───── Dataset ─────
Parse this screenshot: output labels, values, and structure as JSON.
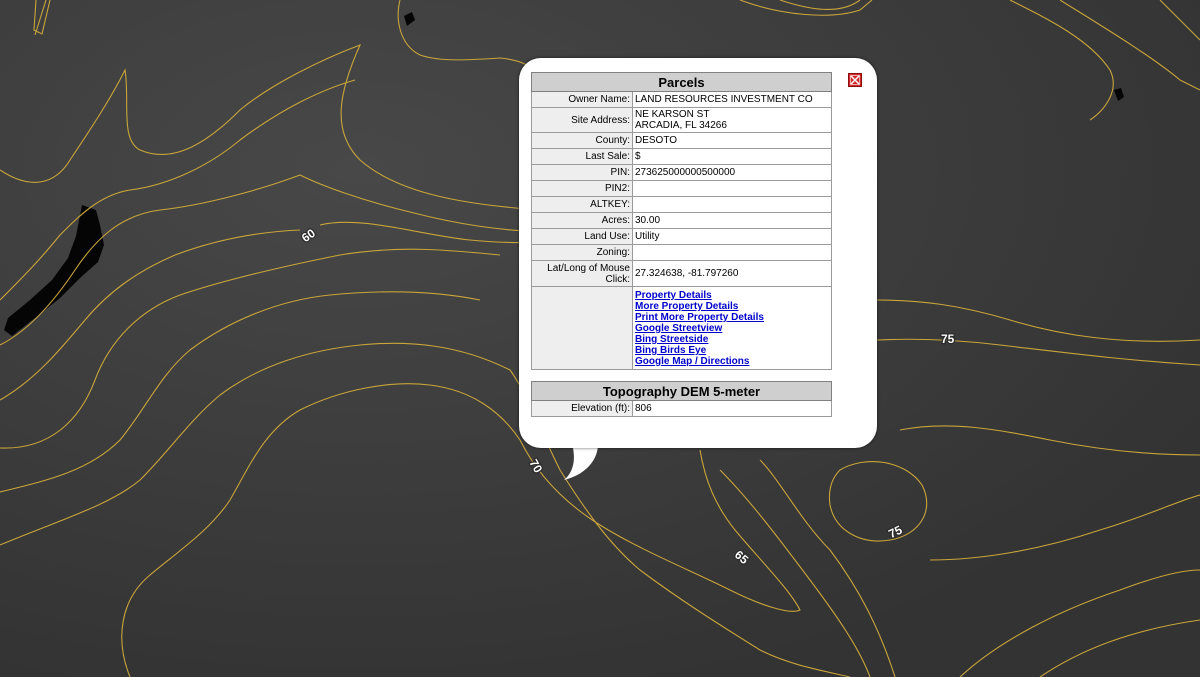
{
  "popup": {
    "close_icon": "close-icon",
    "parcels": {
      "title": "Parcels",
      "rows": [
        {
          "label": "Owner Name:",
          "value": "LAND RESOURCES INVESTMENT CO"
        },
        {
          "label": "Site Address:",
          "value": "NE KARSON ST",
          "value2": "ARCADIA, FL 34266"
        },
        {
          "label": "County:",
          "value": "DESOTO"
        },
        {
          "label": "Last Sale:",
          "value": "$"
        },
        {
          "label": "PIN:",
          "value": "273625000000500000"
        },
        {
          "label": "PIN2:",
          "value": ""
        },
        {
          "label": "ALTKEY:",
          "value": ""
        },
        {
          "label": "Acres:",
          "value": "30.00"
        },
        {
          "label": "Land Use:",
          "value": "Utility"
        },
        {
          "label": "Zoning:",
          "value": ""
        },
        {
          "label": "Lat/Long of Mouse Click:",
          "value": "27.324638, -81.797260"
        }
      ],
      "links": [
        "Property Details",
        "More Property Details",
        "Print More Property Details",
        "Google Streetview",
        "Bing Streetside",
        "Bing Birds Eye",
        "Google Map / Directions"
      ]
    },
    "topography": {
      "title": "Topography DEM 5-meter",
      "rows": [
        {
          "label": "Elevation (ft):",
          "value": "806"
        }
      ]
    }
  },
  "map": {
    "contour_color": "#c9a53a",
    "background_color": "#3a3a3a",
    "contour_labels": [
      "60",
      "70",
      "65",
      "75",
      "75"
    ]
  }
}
─────
## Task instructions:
Determine how many lines in the records contain "Google", and reply with the number only.

## Completed task:
2